• [AVAILABLE DATA]
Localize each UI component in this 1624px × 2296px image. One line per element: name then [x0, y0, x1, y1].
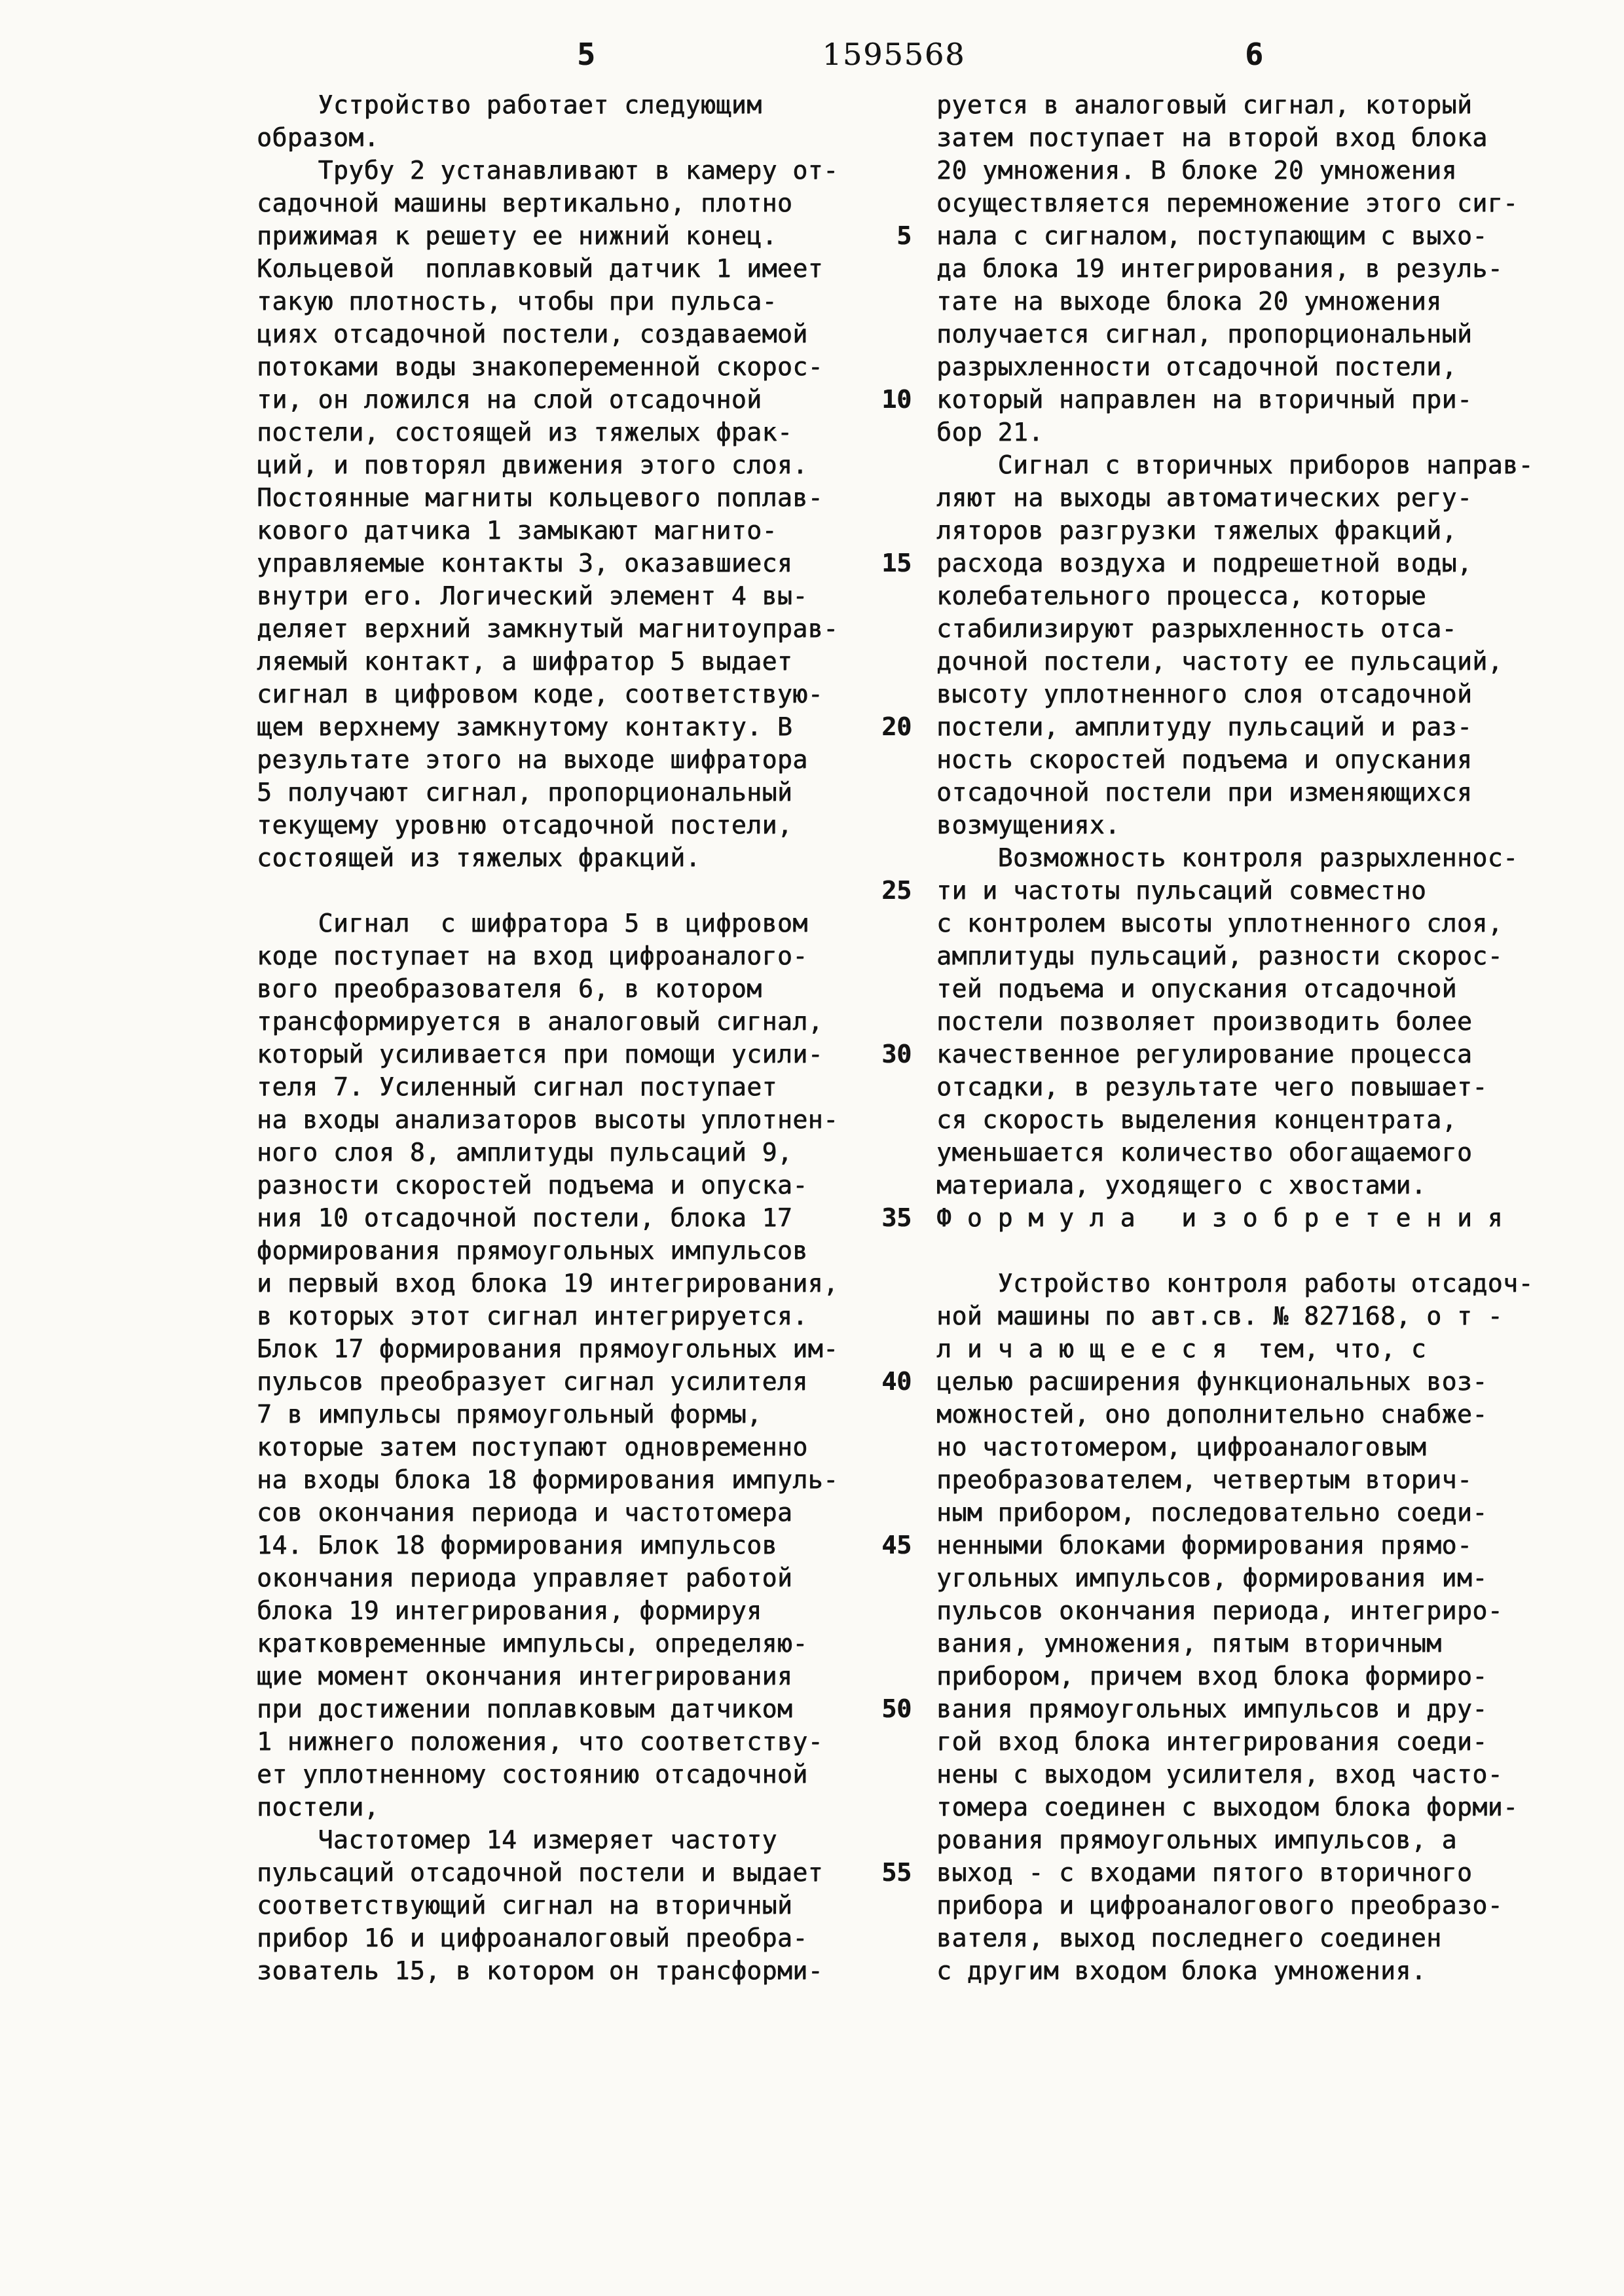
gutter-line-number: 50 — [846, 1692, 912, 1725]
text-line: ти, он ложился на слой отсадочной — [257, 383, 838, 416]
text-line: рования прямоугольных импульсов, а — [936, 1823, 1534, 1856]
gutter-line-number: 55 — [846, 1856, 912, 1889]
text-line: Постоянные магниты кольцевого поплав- — [257, 481, 838, 514]
text-line: в которых этот сигнал интегрируется. — [257, 1300, 838, 1332]
text-line: постели позволяет производить более — [936, 1005, 1534, 1038]
text-line: постели, состоящей из тяжелых фрак- — [257, 416, 838, 448]
text-line: Ф о р м у л а и з о б р е т е н и я — [936, 1201, 1534, 1234]
text-line: с другим входом блока умножения. — [936, 1954, 1534, 1987]
text-line: отсадочной постели при изменяющихся — [936, 776, 1534, 809]
text-line: с контролем высоты уплотненного слоя, — [936, 907, 1534, 939]
text-line: ти и частоты пульсаций совместно — [936, 874, 1534, 907]
text-line: вания, умножения, пятым вторичным — [936, 1627, 1534, 1660]
text-line: разрыхленности отсадочной постели, — [936, 350, 1534, 383]
text-line: дочной постели, частоту ее пульсаций, — [936, 645, 1534, 678]
text-line: Трубу 2 устанавливают в камеру от- — [257, 154, 838, 187]
gutter-line-number: 35 — [846, 1201, 912, 1234]
text-line: Возможность контроля разрыхленнос- — [936, 841, 1534, 874]
gutter-line-numbers: 510152025303540455055 — [846, 0, 912, 2296]
text-line: вателя, выход последнего соединен — [936, 1922, 1534, 1954]
text-line: пульсов преобразует сигнал усилителя — [257, 1365, 838, 1398]
text-line: текущему уровню отсадочной постели, — [257, 809, 838, 841]
text-line: садочной машины вертикально, плотно — [257, 187, 838, 219]
text-line: и первый вход блока 19 интегрирования, — [257, 1267, 838, 1300]
text-line: щие момент окончания интегрирования — [257, 1660, 838, 1692]
text-line: уменьшается количество обогащаемого — [936, 1136, 1534, 1169]
text-line: возмущениях. — [936, 809, 1534, 841]
text-line: бор 21. — [936, 416, 1534, 448]
gutter-line-number: 30 — [846, 1038, 912, 1070]
text-line: да блока 19 интегрирования, в резуль- — [936, 252, 1534, 285]
text-line: такую плотность, чтобы при пульса- — [257, 285, 838, 318]
text-line: который направлен на вторичный при- — [936, 383, 1534, 416]
text-line: результате этого на выходе шифратора — [257, 743, 838, 776]
right-column: руется в аналоговый сигнал, которыйзатем… — [936, 88, 1534, 1987]
text-line: состоящей из тяжелых фракций. — [257, 841, 838, 874]
text-line: сов окончания периода и частотомера — [257, 1496, 838, 1529]
text-line: расхода воздуха и подрешетной воды, — [936, 547, 1534, 579]
text-line: прижимая к решету ее нижний конец. — [257, 219, 838, 252]
text-line: вания прямоугольных импульсов и дру- — [936, 1692, 1534, 1725]
text-line: ной машины по авт.св. № 827168, о т - — [936, 1300, 1534, 1332]
text-line: разности скоростей подъема и опуска- — [257, 1169, 838, 1201]
text-line: ность скоростей подъема и опускания — [936, 743, 1534, 776]
patent-document-page: 5 1595568 6 Устройство работает следующи… — [0, 0, 1624, 2296]
text-line: постели, — [257, 1791, 838, 1823]
text-line: 1 нижнего положения, что соответству- — [257, 1725, 838, 1758]
gutter-line-number: 5 — [846, 219, 912, 252]
gutter-line-number: 20 — [846, 710, 912, 743]
gutter-line-number: 40 — [846, 1365, 912, 1398]
text-line: ляторов разгрузки тяжелых фракций, — [936, 514, 1534, 547]
text-line: получается сигнал, пропорциональный — [936, 318, 1534, 350]
text-line: блока 19 интегрирования, формируя — [257, 1594, 838, 1627]
text-line: затем поступает на второй вход блока — [936, 121, 1534, 154]
left-column: Устройство работает следующимобразом. Тр… — [257, 88, 838, 1987]
text-line: Блок 17 формирования прямоугольных им- — [257, 1332, 838, 1365]
text-line: потоками воды знакопеременной скорос- — [257, 350, 838, 383]
text-line: амплитуды пульсаций, разности скорос- — [936, 939, 1534, 972]
text-line: Сигнал с вторичных приборов направ- — [936, 448, 1534, 481]
text-line: вого преобразователя 6, в котором — [257, 972, 838, 1005]
text-line: нены с выходом усилителя, вход часто- — [936, 1758, 1534, 1791]
text-line: Кольцевой поплавковый датчик 1 имеет — [257, 252, 838, 285]
text-line: формирования прямоугольных импульсов — [257, 1234, 838, 1267]
text-line: гой вход блока интегрирования соеди- — [936, 1725, 1534, 1758]
text-line: на входы анализаторов высоты уплотнен- — [257, 1103, 838, 1136]
text-line: материала, уходящего с хвостами. — [936, 1169, 1534, 1201]
text-line: л и ч а ю щ е е с я тем, что, с — [936, 1332, 1534, 1365]
text-line: Частотомер 14 измеряет частоту — [257, 1823, 838, 1856]
text-line: зователь 15, в котором он трансформи- — [257, 1954, 838, 1987]
text-line: при достижении поплавковым датчиком — [257, 1692, 838, 1725]
text-line: внутри его. Логический элемент 4 вы- — [257, 579, 838, 612]
text-line: на входы блока 18 формирования импуль- — [257, 1463, 838, 1496]
text-line: пульсов окончания периода, интегриро- — [936, 1594, 1534, 1627]
text-line: осуществляется перемножение этого сиг- — [936, 187, 1534, 219]
text-line: руется в аналоговый сигнал, который — [936, 88, 1534, 121]
text-line: 7 в импульсы прямоугольный формы, — [257, 1398, 838, 1430]
text-line — [936, 1234, 1534, 1267]
text-line: угольных импульсов, формирования им- — [936, 1561, 1534, 1594]
text-line: томера соединен с выходом блока форми- — [936, 1791, 1534, 1823]
text-line: ет уплотненному состоянию отсадочной — [257, 1758, 838, 1791]
gutter-line-number: 25 — [846, 874, 912, 907]
text-line: 5 получают сигнал, пропорциональный — [257, 776, 838, 809]
text-line: качественное регулирование процесса — [936, 1038, 1534, 1070]
text-line: соответствующий сигнал на вторичный — [257, 1889, 838, 1922]
text-line: ного слоя 8, амплитуды пульсаций 9, — [257, 1136, 838, 1169]
text-line: ляют на выходы автоматических регу- — [936, 481, 1534, 514]
page-number-left: 5 — [530, 37, 642, 72]
text-line: тате на выходе блока 20 умножения — [936, 285, 1534, 318]
text-line: стабилизируют разрыхленность отса- — [936, 612, 1534, 645]
text-line: Сигнал с шифратора 5 в цифровом — [257, 907, 838, 939]
text-line: трансформируется в аналоговый сигнал, — [257, 1005, 838, 1038]
gutter-line-number: 15 — [846, 547, 912, 579]
text-line: которые затем поступают одновременно — [257, 1430, 838, 1463]
text-line: прибора и цифроаналогового преобразо- — [936, 1889, 1534, 1922]
text-line: сигнал в цифровом коде, соответствую- — [257, 678, 838, 710]
gutter-line-number: 10 — [846, 383, 912, 416]
text-line: целью расширения функциональных воз- — [936, 1365, 1534, 1398]
text-line: кратковременные импульсы, определяю- — [257, 1627, 838, 1660]
text-line: тей подъема и опускания отсадочной — [936, 972, 1534, 1005]
text-line: ся скорость выделения концентрата, — [936, 1103, 1534, 1136]
text-line: который усиливается при помощи усили- — [257, 1038, 838, 1070]
text-line — [257, 874, 838, 907]
text-line: кового датчика 1 замыкают магнито- — [257, 514, 838, 547]
text-line: можностей, оно дополнительно снабже- — [936, 1398, 1534, 1430]
text-line: пульсаций отсадочной постели и выдает — [257, 1856, 838, 1889]
text-line: теля 7. Усиленный сигнал поступает — [257, 1070, 838, 1103]
text-line: постели, амплитуду пульсаций и раз- — [936, 710, 1534, 743]
text-line: ненными блоками формирования прямо- — [936, 1529, 1534, 1561]
text-line: ляемый контакт, а шифратор 5 выдает — [257, 645, 838, 678]
text-line: выход - с входами пятого вторичного — [936, 1856, 1534, 1889]
text-line: нала с сигналом, поступающим с выхо- — [936, 219, 1534, 252]
text-line: коде поступает на вход цифроаналого- — [257, 939, 838, 972]
text-line: окончания периода управляет работой — [257, 1561, 838, 1594]
text-line: колебательного процесса, которые — [936, 579, 1534, 612]
text-line: Устройство контроля работы отсадоч- — [936, 1267, 1534, 1300]
text-line: отсадки, в результате чего повышает- — [936, 1070, 1534, 1103]
text-line: прибор 16 и цифроаналоговый преобра- — [257, 1922, 838, 1954]
text-line: но частотомером, цифроаналоговым — [936, 1430, 1534, 1463]
text-line: циях отсадочной постели, создаваемой — [257, 318, 838, 350]
text-line: ций, и повторял движения этого слоя. — [257, 448, 838, 481]
text-line: образом. — [257, 121, 838, 154]
text-line: преобразователем, четвертым вторич- — [936, 1463, 1534, 1496]
page-number-right: 6 — [1198, 37, 1310, 72]
text-line: 20 умножения. В блоке 20 умножения — [936, 154, 1534, 187]
text-line: щем верхнему замкнутому контакту. В — [257, 710, 838, 743]
text-line: прибором, причем вход блока формиро- — [936, 1660, 1534, 1692]
text-line: ния 10 отсадочной постели, блока 17 — [257, 1201, 838, 1234]
text-line: Устройство работает следующим — [257, 88, 838, 121]
text-line: высоту уплотненного слоя отсадочной — [936, 678, 1534, 710]
text-line: 14. Блок 18 формирования импульсов — [257, 1529, 838, 1561]
text-line: деляет верхний замкнутый магнитоуправ- — [257, 612, 838, 645]
gutter-line-number: 45 — [846, 1529, 912, 1561]
text-line: ным прибором, последовательно соеди- — [936, 1496, 1534, 1529]
text-line: управляемые контакты 3, оказавшиеся — [257, 547, 838, 579]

• [STATED GOAL]
Find each row above that contains the word "выходом", and copy those rows in full.

• [OUTPUT FOR THIS TASK]
text-line: нены с выходом усилителя, вход часто- — [936, 1758, 1534, 1791]
text-line: томера соединен с выходом блока форми- — [936, 1791, 1534, 1823]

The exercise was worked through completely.